▶ **DATA**:
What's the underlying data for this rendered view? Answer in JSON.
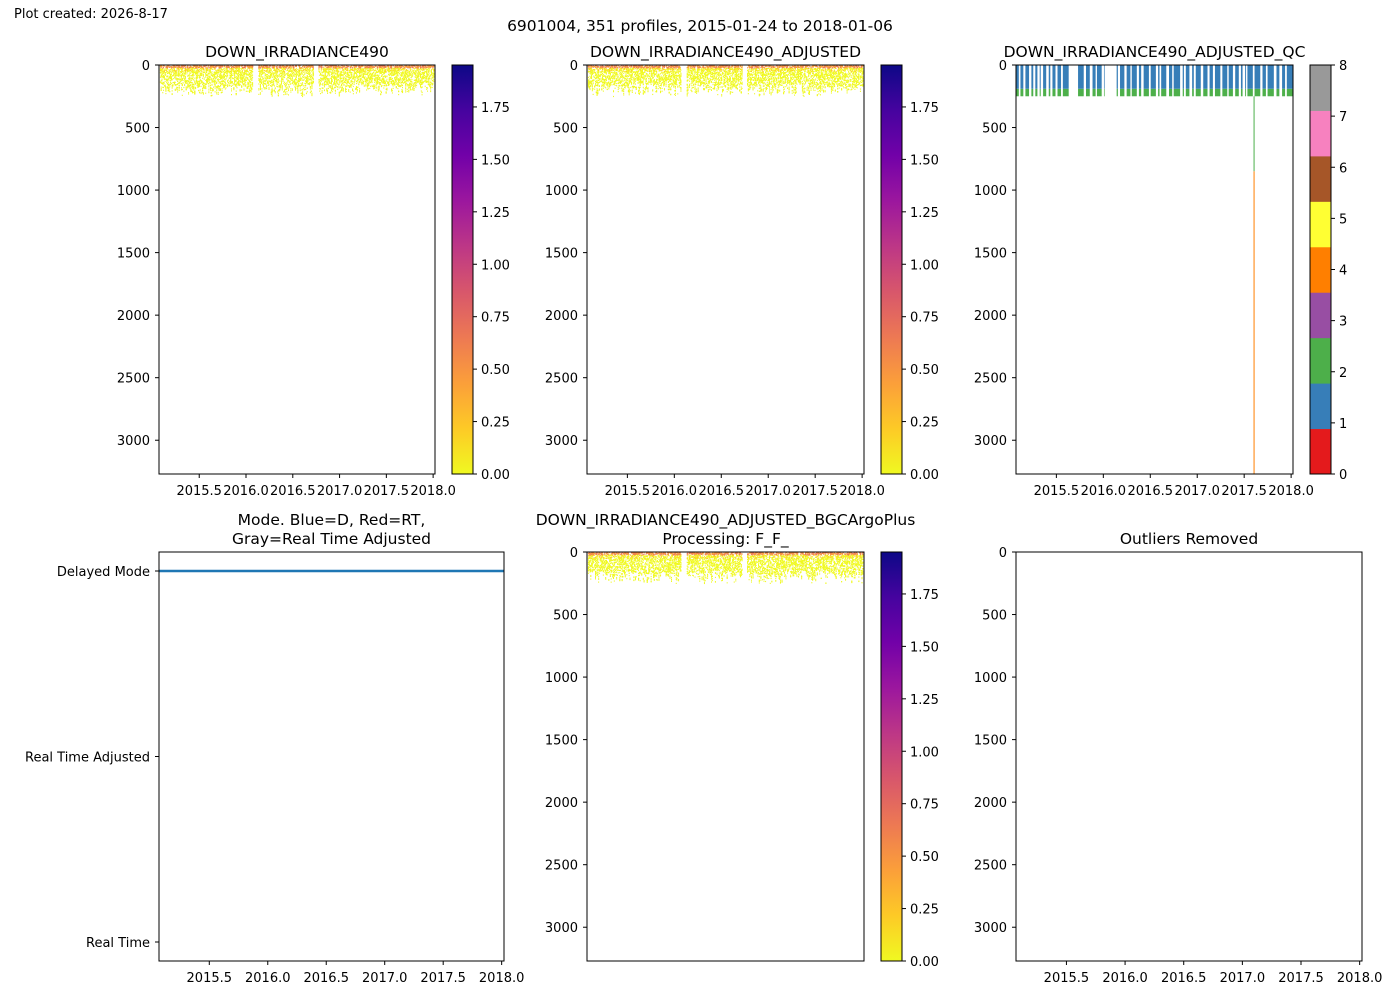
{
  "header": {
    "created": "Plot created: 2026-8-17",
    "suptitle": "6901004, 351 profiles, 2015-01-24 to 2018-01-06"
  },
  "colors": {
    "mode_line": "#1f77b4",
    "plasma": [
      "#f0f921",
      "#fdca26",
      "#fb9f3a",
      "#ed7953",
      "#d8576b",
      "#bd3786",
      "#9c179e",
      "#7201a8",
      "#46039f",
      "#0d0887"
    ],
    "qc": [
      "#e41a1c",
      "#377eb8",
      "#4daf4a",
      "#984ea3",
      "#ff7f00",
      "#ffff33",
      "#a65628",
      "#f781bf",
      "#999999"
    ]
  },
  "chart_data": [
    {
      "type": "heatmap",
      "title": "DOWN_IRRADIANCE490",
      "x_ticks": [
        "2015.5",
        "2016.0",
        "2016.5",
        "2017.0",
        "2017.5",
        "2018.0"
      ],
      "y_ticks": [
        "0",
        "500",
        "1000",
        "1500",
        "2000",
        "2500",
        "3000"
      ],
      "xlim": [
        2015.07,
        2018.02
      ],
      "ylim": [
        3270,
        0
      ],
      "data_depth_range": [
        0,
        250
      ],
      "colorbar": {
        "ticks": [
          "0.00",
          "0.25",
          "0.50",
          "0.75",
          "1.00",
          "1.25",
          "1.50",
          "1.75"
        ],
        "range": [
          0,
          1.95
        ],
        "cmap": "plasma_r"
      },
      "grid": false
    },
    {
      "type": "heatmap",
      "title": "DOWN_IRRADIANCE490_ADJUSTED",
      "x_ticks": [
        "2015.5",
        "2016.0",
        "2016.5",
        "2017.0",
        "2017.5",
        "2018.0"
      ],
      "y_ticks": [
        "0",
        "500",
        "1000",
        "1500",
        "2000",
        "2500",
        "3000"
      ],
      "xlim": [
        2015.07,
        2018.02
      ],
      "ylim": [
        3270,
        0
      ],
      "data_depth_range": [
        0,
        250
      ],
      "colorbar": {
        "ticks": [
          "0.00",
          "0.25",
          "0.50",
          "0.75",
          "1.00",
          "1.25",
          "1.50",
          "1.75"
        ],
        "range": [
          0,
          1.95
        ],
        "cmap": "plasma_r"
      },
      "grid": false
    },
    {
      "type": "heatmap",
      "title": "DOWN_IRRADIANCE490_ADJUSTED_QC",
      "x_ticks": [
        "2015.5",
        "2016.0",
        "2016.5",
        "2017.0",
        "2017.5",
        "2018.0"
      ],
      "y_ticks": [
        "0",
        "500",
        "1000",
        "1500",
        "2000",
        "2500",
        "3000"
      ],
      "xlim": [
        2015.07,
        2018.02
      ],
      "ylim": [
        3270,
        0
      ],
      "data_depth_range": [
        0,
        250
      ],
      "dominant_flags": [
        1,
        2
      ],
      "deep_profile": {
        "x": 2017.6,
        "flag_2_to_depth": 850,
        "flag_4_to_depth": 3270
      },
      "colorbar": {
        "ticks": [
          "0",
          "1",
          "2",
          "3",
          "4",
          "5",
          "6",
          "7",
          "8"
        ],
        "range": [
          0,
          8
        ],
        "cmap": "Set1"
      },
      "grid": false
    },
    {
      "type": "line",
      "title": "Mode. Blue=D, Red=RT,\nGray=Real Time Adjusted",
      "x_ticks": [
        "2015.5",
        "2016.0",
        "2016.5",
        "2017.0",
        "2017.5",
        "2018.0"
      ],
      "categories": [
        "Delayed Mode",
        "Real Time Adjusted",
        "Real Time"
      ],
      "xlim": [
        2015.07,
        2018.02
      ],
      "series": [
        {
          "x_range": [
            2015.07,
            2018.02
          ],
          "y": "Delayed Mode"
        }
      ],
      "grid": false
    },
    {
      "type": "heatmap",
      "title": "DOWN_IRRADIANCE490_ADJUSTED_BGCArgoPlus\nProcessing: F_F_",
      "x_ticks": [],
      "y_ticks": [
        "0",
        "500",
        "1000",
        "1500",
        "2000",
        "2500",
        "3000"
      ],
      "xlim": [
        2015.07,
        2018.02
      ],
      "ylim": [
        3270,
        0
      ],
      "data_depth_range": [
        0,
        250
      ],
      "colorbar": {
        "ticks": [
          "0.00",
          "0.25",
          "0.50",
          "0.75",
          "1.00",
          "1.25",
          "1.50",
          "1.75"
        ],
        "range": [
          0,
          1.95
        ],
        "cmap": "plasma_r"
      },
      "grid": false
    },
    {
      "type": "scatter",
      "title": "Outliers Removed",
      "x_ticks": [
        "2015.5",
        "2016.0",
        "2016.5",
        "2017.0",
        "2017.5",
        "2018.0"
      ],
      "y_ticks": [
        "0",
        "500",
        "1000",
        "1500",
        "2000",
        "2500",
        "3000"
      ],
      "xlim": [
        2015.07,
        2018.02
      ],
      "ylim": [
        3270,
        0
      ],
      "points": [],
      "grid": false
    }
  ]
}
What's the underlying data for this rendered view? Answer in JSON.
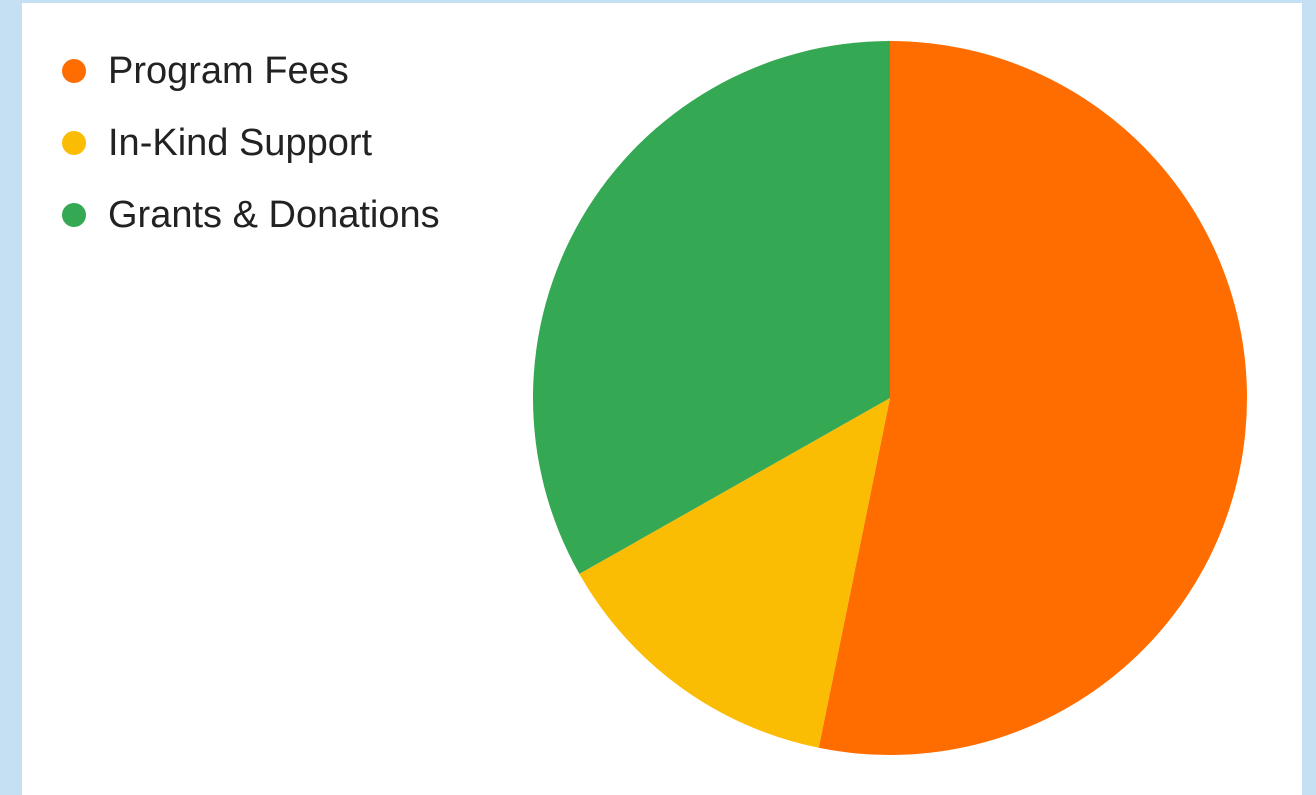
{
  "chart_data": {
    "type": "pie",
    "title": "",
    "legend_position": "top-left",
    "slices": [
      {
        "label": "Program Fees",
        "value": 53.2,
        "color": "#ff6d01"
      },
      {
        "label": "In-Kind Support",
        "value": 13.6,
        "color": "#fbbc04"
      },
      {
        "label": "Grants & Donations",
        "value": 33.2,
        "color": "#34a853"
      }
    ]
  }
}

▶ **EXERCISE DIRECTIONS**:
Reproduce the material word for word, minus the images.

▶ **THE RESPONSE**:
What's the underlying data for this rendered view? Answer in JSON.
{
  "header": {
    "created": "Plot created: 2026-8-17",
    "suptitle": "6901004, 351 profiles, 2015-01-24 to 2018-01-06"
  },
  "colors": {
    "mode_line": "#1f77b4",
    "plasma": [
      "#f0f921",
      "#fdca26",
      "#fb9f3a",
      "#ed7953",
      "#d8576b",
      "#bd3786",
      "#9c179e",
      "#7201a8",
      "#46039f",
      "#0d0887"
    ],
    "qc": [
      "#e41a1c",
      "#377eb8",
      "#4daf4a",
      "#984ea3",
      "#ff7f00",
      "#ffff33",
      "#a65628",
      "#f781bf",
      "#999999"
    ]
  },
  "chart_data": [
    {
      "type": "heatmap",
      "title": "DOWN_IRRADIANCE490",
      "x_ticks": [
        "2015.5",
        "2016.0",
        "2016.5",
        "2017.0",
        "2017.5",
        "2018.0"
      ],
      "y_ticks": [
        "0",
        "500",
        "1000",
        "1500",
        "2000",
        "2500",
        "3000"
      ],
      "xlim": [
        2015.07,
        2018.02
      ],
      "ylim": [
        3270,
        0
      ],
      "data_depth_range": [
        0,
        250
      ],
      "colorbar": {
        "ticks": [
          "0.00",
          "0.25",
          "0.50",
          "0.75",
          "1.00",
          "1.25",
          "1.50",
          "1.75"
        ],
        "range": [
          0,
          1.95
        ],
        "cmap": "plasma_r"
      },
      "grid": false
    },
    {
      "type": "heatmap",
      "title": "DOWN_IRRADIANCE490_ADJUSTED",
      "x_ticks": [
        "2015.5",
        "2016.0",
        "2016.5",
        "2017.0",
        "2017.5",
        "2018.0"
      ],
      "y_ticks": [
        "0",
        "500",
        "1000",
        "1500",
        "2000",
        "2500",
        "3000"
      ],
      "xlim": [
        2015.07,
        2018.02
      ],
      "ylim": [
        3270,
        0
      ],
      "data_depth_range": [
        0,
        250
      ],
      "colorbar": {
        "ticks": [
          "0.00",
          "0.25",
          "0.50",
          "0.75",
          "1.00",
          "1.25",
          "1.50",
          "1.75"
        ],
        "range": [
          0,
          1.95
        ],
        "cmap": "plasma_r"
      },
      "grid": false
    },
    {
      "type": "heatmap",
      "title": "DOWN_IRRADIANCE490_ADJUSTED_QC",
      "x_ticks": [
        "2015.5",
        "2016.0",
        "2016.5",
        "2017.0",
        "2017.5",
        "2018.0"
      ],
      "y_ticks": [
        "0",
        "500",
        "1000",
        "1500",
        "2000",
        "2500",
        "3000"
      ],
      "xlim": [
        2015.07,
        2018.02
      ],
      "ylim": [
        3270,
        0
      ],
      "data_depth_range": [
        0,
        250
      ],
      "dominant_flags": [
        1,
        2
      ],
      "deep_profile": {
        "x": 2017.6,
        "flag_2_to_depth": 850,
        "flag_4_to_depth": 3270
      },
      "colorbar": {
        "ticks": [
          "0",
          "1",
          "2",
          "3",
          "4",
          "5",
          "6",
          "7",
          "8"
        ],
        "range": [
          0,
          8
        ],
        "cmap": "Set1"
      },
      "grid": false
    },
    {
      "type": "line",
      "title": "Mode. Blue=D, Red=RT,\nGray=Real Time Adjusted",
      "x_ticks": [
        "2015.5",
        "2016.0",
        "2016.5",
        "2017.0",
        "2017.5",
        "2018.0"
      ],
      "categories": [
        "Delayed Mode",
        "Real Time Adjusted",
        "Real Time"
      ],
      "xlim": [
        2015.07,
        2018.02
      ],
      "series": [
        {
          "x_range": [
            2015.07,
            2018.02
          ],
          "y": "Delayed Mode"
        }
      ],
      "grid": false
    },
    {
      "type": "heatmap",
      "title": "DOWN_IRRADIANCE490_ADJUSTED_BGCArgoPlus\nProcessing: F_F_",
      "x_ticks": [],
      "y_ticks": [
        "0",
        "500",
        "1000",
        "1500",
        "2000",
        "2500",
        "3000"
      ],
      "xlim": [
        2015.07,
        2018.02
      ],
      "ylim": [
        3270,
        0
      ],
      "data_depth_range": [
        0,
        250
      ],
      "colorbar": {
        "ticks": [
          "0.00",
          "0.25",
          "0.50",
          "0.75",
          "1.00",
          "1.25",
          "1.50",
          "1.75"
        ],
        "range": [
          0,
          1.95
        ],
        "cmap": "plasma_r"
      },
      "grid": false
    },
    {
      "type": "scatter",
      "title": "Outliers Removed",
      "x_ticks": [
        "2015.5",
        "2016.0",
        "2016.5",
        "2017.0",
        "2017.5",
        "2018.0"
      ],
      "y_ticks": [
        "0",
        "500",
        "1000",
        "1500",
        "2000",
        "2500",
        "3000"
      ],
      "xlim": [
        2015.07,
        2018.02
      ],
      "ylim": [
        3270,
        0
      ],
      "points": [],
      "grid": false
    }
  ]
}
What's the underlying data for this rendered view? Answer in JSON.
{
  "chart_data": {
    "type": "pie",
    "title": "",
    "legend_position": "top-left",
    "slices": [
      {
        "label": "Program Fees",
        "value": 53.2,
        "color": "#ff6d01"
      },
      {
        "label": "In-Kind Support",
        "value": 13.6,
        "color": "#fbbc04"
      },
      {
        "label": "Grants & Donations",
        "value": 33.2,
        "color": "#34a853"
      }
    ]
  }
}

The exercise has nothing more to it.